● **PROBLEM DETAILS**:
Write out every line of the listing below without changing anything, and leave the pictures out of your answer.

● **RECORDS SUPPLIED**:
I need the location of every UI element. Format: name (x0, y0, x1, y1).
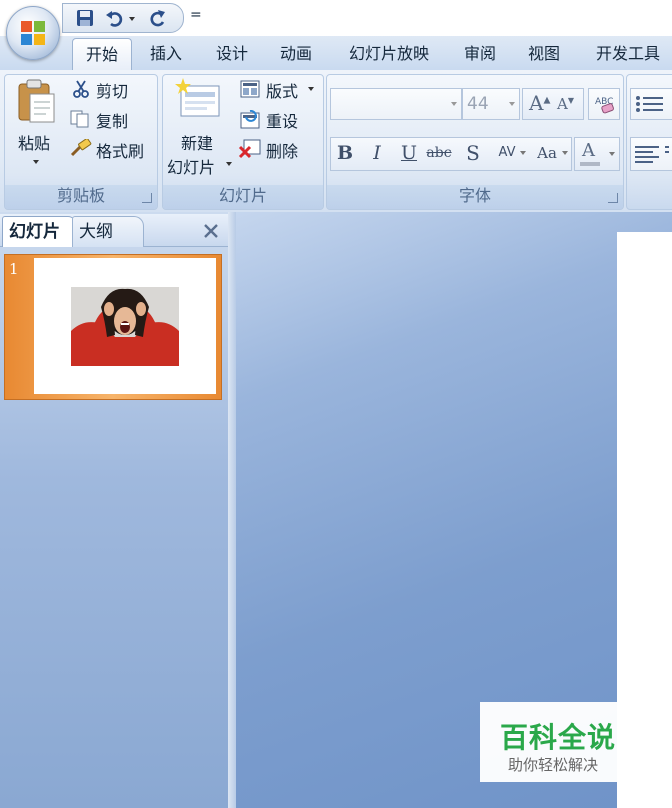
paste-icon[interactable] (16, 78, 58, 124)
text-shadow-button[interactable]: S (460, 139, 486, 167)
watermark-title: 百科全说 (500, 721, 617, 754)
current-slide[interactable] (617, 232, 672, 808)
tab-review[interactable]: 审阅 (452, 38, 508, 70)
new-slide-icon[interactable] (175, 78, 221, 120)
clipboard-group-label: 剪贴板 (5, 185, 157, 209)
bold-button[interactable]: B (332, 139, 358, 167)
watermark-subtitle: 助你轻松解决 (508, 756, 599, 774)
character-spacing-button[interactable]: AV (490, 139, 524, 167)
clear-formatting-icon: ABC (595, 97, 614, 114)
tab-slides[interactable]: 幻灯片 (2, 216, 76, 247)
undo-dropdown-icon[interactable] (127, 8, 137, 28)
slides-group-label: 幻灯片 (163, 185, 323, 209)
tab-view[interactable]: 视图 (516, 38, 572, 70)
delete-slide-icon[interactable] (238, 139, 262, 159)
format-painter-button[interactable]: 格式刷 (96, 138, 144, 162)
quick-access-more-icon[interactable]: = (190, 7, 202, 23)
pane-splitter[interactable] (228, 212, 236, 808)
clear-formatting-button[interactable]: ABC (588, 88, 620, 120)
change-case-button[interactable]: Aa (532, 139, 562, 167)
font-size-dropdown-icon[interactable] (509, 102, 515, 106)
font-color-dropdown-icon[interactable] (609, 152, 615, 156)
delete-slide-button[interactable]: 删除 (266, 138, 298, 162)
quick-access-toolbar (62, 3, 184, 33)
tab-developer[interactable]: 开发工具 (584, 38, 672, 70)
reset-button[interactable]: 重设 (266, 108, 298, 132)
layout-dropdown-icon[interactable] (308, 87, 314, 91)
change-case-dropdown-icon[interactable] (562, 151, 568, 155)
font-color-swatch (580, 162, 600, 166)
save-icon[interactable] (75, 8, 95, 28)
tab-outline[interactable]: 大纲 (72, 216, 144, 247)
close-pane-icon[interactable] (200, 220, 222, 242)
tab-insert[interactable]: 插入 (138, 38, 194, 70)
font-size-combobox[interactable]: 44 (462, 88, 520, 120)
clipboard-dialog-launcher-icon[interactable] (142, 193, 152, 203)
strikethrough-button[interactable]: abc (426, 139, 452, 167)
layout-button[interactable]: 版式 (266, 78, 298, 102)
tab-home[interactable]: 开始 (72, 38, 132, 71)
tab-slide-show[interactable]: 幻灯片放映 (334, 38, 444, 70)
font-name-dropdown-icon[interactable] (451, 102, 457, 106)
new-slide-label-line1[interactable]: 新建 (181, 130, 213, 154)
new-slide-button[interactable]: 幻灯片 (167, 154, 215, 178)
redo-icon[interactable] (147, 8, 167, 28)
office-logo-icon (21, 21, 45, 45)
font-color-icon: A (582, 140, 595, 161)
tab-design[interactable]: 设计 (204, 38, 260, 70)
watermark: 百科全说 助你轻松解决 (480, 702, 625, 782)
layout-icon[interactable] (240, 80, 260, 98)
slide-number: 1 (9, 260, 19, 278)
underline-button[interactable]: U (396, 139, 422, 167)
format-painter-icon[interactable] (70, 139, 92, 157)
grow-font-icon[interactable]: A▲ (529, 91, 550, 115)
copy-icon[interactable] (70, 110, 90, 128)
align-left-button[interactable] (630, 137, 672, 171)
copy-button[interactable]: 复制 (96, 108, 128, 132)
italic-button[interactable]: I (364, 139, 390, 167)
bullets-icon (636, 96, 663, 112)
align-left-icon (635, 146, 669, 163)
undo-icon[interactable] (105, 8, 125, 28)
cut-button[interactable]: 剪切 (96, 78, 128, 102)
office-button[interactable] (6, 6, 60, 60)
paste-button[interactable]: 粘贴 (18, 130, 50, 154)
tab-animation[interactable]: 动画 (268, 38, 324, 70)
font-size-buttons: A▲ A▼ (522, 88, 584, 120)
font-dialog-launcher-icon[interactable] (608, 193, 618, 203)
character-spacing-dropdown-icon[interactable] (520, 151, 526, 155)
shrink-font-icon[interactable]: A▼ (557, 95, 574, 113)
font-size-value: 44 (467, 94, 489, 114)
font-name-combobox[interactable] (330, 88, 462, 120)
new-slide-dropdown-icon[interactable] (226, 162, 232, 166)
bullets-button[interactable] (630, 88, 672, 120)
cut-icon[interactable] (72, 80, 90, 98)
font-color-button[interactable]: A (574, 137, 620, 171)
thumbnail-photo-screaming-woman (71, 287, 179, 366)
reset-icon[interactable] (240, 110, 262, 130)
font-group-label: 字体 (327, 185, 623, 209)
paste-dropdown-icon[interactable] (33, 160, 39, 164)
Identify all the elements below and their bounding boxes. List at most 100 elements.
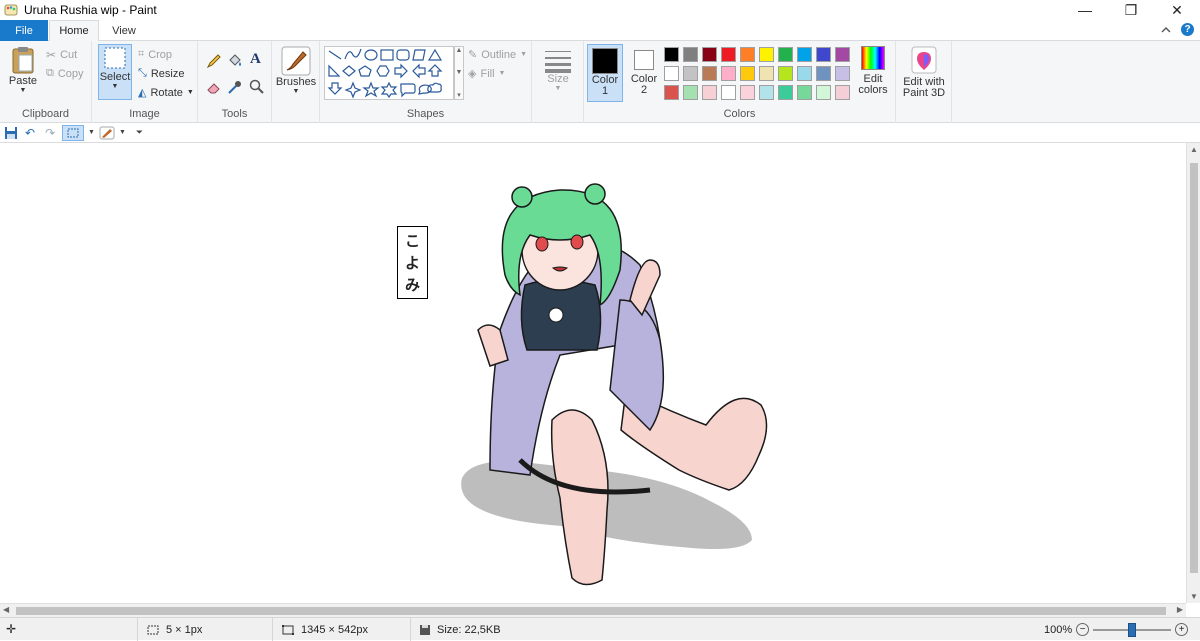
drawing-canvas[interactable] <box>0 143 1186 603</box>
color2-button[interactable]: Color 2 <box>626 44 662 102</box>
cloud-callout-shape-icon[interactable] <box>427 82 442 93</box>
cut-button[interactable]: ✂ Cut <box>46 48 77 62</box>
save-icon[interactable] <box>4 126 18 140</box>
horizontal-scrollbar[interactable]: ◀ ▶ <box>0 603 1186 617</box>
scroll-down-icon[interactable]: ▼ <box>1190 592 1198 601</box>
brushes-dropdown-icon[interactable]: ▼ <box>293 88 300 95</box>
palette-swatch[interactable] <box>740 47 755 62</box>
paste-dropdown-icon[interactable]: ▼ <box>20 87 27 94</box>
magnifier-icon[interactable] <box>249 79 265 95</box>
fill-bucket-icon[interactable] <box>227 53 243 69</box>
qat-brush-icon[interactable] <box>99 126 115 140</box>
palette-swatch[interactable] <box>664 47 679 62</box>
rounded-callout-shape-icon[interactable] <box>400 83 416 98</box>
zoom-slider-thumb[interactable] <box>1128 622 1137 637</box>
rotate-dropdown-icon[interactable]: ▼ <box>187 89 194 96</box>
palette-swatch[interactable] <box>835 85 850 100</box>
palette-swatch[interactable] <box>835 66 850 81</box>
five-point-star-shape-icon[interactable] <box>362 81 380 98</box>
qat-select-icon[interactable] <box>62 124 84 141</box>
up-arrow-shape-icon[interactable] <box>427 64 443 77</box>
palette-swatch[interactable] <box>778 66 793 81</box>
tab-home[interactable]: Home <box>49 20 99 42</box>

● **FINAL RESULT**:
I need the location of every UI element. Format: name (x0, y0, x1, y1).
paste-icon[interactable] (16, 78, 58, 124)
text-shadow-button[interactable]: S (460, 139, 486, 167)
watermark-title: 百科全说 (500, 721, 617, 754)
current-slide[interactable] (617, 232, 672, 808)
tab-review[interactable]: 审阅 (452, 38, 508, 70)
new-slide-icon[interactable] (175, 78, 221, 120)
clipboard-group-label: 剪贴板 (5, 185, 157, 209)
bold-button[interactable]: B (332, 139, 358, 167)
watermark-subtitle: 助你轻松解决 (508, 756, 599, 774)
character-spacing-button[interactable]: AV (490, 139, 524, 167)
clear-formatting-icon: ABC (595, 97, 614, 114)
tab-slides[interactable]: 幻灯片 (2, 216, 76, 247)
undo-dropdown-icon[interactable] (127, 8, 137, 28)
slides-group-label: 幻灯片 (163, 185, 323, 209)
tab-view[interactable]: 视图 (516, 38, 572, 70)
delete-slide-icon[interactable] (238, 139, 262, 159)
format-painter-button[interactable]: 格式刷 (96, 138, 144, 162)
quick-access-more-icon[interactable]: = (190, 7, 202, 23)
pane-splitter[interactable] (228, 212, 236, 808)
clear-formatting-button[interactable]: ABC (588, 88, 620, 120)
change-case-button[interactable]: Aa (532, 139, 562, 167)
font-size-dropdown-icon[interactable] (509, 102, 515, 106)
font-color-dropdown-icon[interactable] (609, 152, 615, 156)
delete-slide-button[interactable]: 删除 (266, 138, 298, 162)
quick-access-toolbar (62, 3, 184, 33)
tab-developer[interactable]: 开发工具 (584, 38, 672, 70)
reset-button[interactable]: 重设 (266, 108, 298, 132)
layout-dropdown-icon[interactable] (308, 87, 314, 91)
change-case-dropdown-icon[interactable] (562, 151, 568, 155)
font-color-swatch (580, 162, 600, 166)
save-icon[interactable] (75, 8, 95, 28)
tab-outline[interactable]: 大纲 (72, 216, 144, 247)
close-pane-icon[interactable] (200, 220, 222, 242)
tab-insert[interactable]: 插入 (138, 38, 194, 70)
font-size-combobox[interactable]: 44 (462, 88, 520, 120)
clipboard-dialog-launcher-icon[interactable] (142, 193, 152, 203)
strikethrough-button[interactable]: abc (426, 139, 452, 167)
layout-button[interactable]: 版式 (266, 78, 298, 102)
tab-home[interactable]: 开始 (72, 38, 132, 71)
tab-slide-show[interactable]: 幻灯片放映 (334, 38, 444, 70)
font-name-dropdown-icon[interactable] (451, 102, 457, 106)
new-slide-label-line1[interactable]: 新建 (181, 130, 213, 154)
new-slide-button[interactable]: 幻灯片 (167, 154, 215, 178)
redo-icon[interactable] (147, 8, 167, 28)
office-logo-icon (21, 21, 45, 45)
font-color-icon: A (582, 140, 595, 161)
tab-design[interactable]: 设计 (204, 38, 260, 70)
watermark: 百科全说 助你轻松解决 (480, 702, 625, 782)
layout-icon[interactable] (240, 80, 260, 98)
slide-number: 1 (9, 260, 19, 278)
underline-button[interactable]: U (396, 139, 422, 167)
format-painter-icon[interactable] (70, 139, 92, 157)
grow-font-icon[interactable]: A▲ (529, 91, 550, 115)
copy-icon[interactable] (70, 110, 90, 128)
align-left-button[interactable] (630, 137, 672, 171)
copy-button[interactable]: 复制 (96, 108, 128, 132)
italic-button[interactable]: I (364, 139, 390, 167)
bullets-icon (636, 96, 663, 112)
align-left-icon (635, 146, 669, 163)
undo-icon[interactable] (105, 8, 125, 28)
cut-button[interactable]: 剪切 (96, 78, 128, 102)
office-button[interactable] (6, 6, 60, 60)
paste-button[interactable]: 粘贴 (18, 130, 50, 154)
tab-animation[interactable]: 动画 (268, 38, 324, 70)
font-size-buttons: A▲ A▼ (522, 88, 584, 120)
font-dialog-launcher-icon[interactable] (608, 193, 618, 203)
character-spacing-dropdown-icon[interactable] (520, 151, 526, 155)
shrink-font-icon[interactable]: A▼ (557, 95, 574, 113)
font-size-value: 44 (467, 94, 489, 114)
font-name-combobox[interactable] (330, 88, 462, 120)
new-slide-dropdown-icon[interactable] (226, 162, 232, 166)
bullets-button[interactable] (630, 88, 672, 120)
cut-icon[interactable] (72, 80, 90, 98)
font-color-button[interactable]: A (574, 137, 620, 171)
thumbnail-photo-screaming-woman (71, 287, 179, 366)
reset-icon[interactable] (240, 110, 262, 130)
font-group-label: 字体 (327, 185, 623, 209)
paste-dropdown-icon[interactable] (33, 160, 39, 164)
Identify all the elements below and their bounding boxes. List at most 100 elements.
drawing-canvas[interactable] <box>0 143 1186 603</box>
color2-button[interactable]: Color 2 <box>626 44 662 102</box>
cloud-callout-shape-icon[interactable] <box>427 82 442 93</box>
cut-button[interactable]: ✂ Cut <box>46 48 77 62</box>
save-icon[interactable] <box>4 126 18 140</box>
horizontal-scrollbar[interactable]: ◀ ▶ <box>0 603 1186 617</box>
scroll-down-icon[interactable]: ▼ <box>1190 592 1198 601</box>
brushes-dropdown-icon[interactable]: ▼ <box>293 88 300 95</box>
palette-swatch[interactable] <box>740 47 755 62</box>
paste-dropdown-icon[interactable]: ▼ <box>20 87 27 94</box>
magnifier-icon[interactable] <box>249 79 265 95</box>
fill-bucket-icon[interactable] <box>227 53 243 69</box>
qat-brush-icon[interactable] <box>99 126 115 140</box>
palette-swatch[interactable] <box>664 47 679 62</box>
rounded-callout-shape-icon[interactable] <box>400 83 416 98</box>
zoom-slider-thumb[interactable] <box>1128 622 1137 637</box>
rotate-dropdown-icon[interactable]: ▼ <box>187 89 194 96</box>
palette-swatch[interactable] <box>835 85 850 100</box>
palette-swatch[interactable] <box>835 66 850 81</box>
five-point-star-shape-icon[interactable] <box>362 81 380 98</box>
qat-select-icon[interactable] <box>62 124 84 141</box>
up-arrow-shape-icon[interactable] <box>427 64 443 77</box>
palette-swatch[interactable] <box>778 66 793 81</box>
tab-home[interactable]: Home <box>49 20 99 42</box>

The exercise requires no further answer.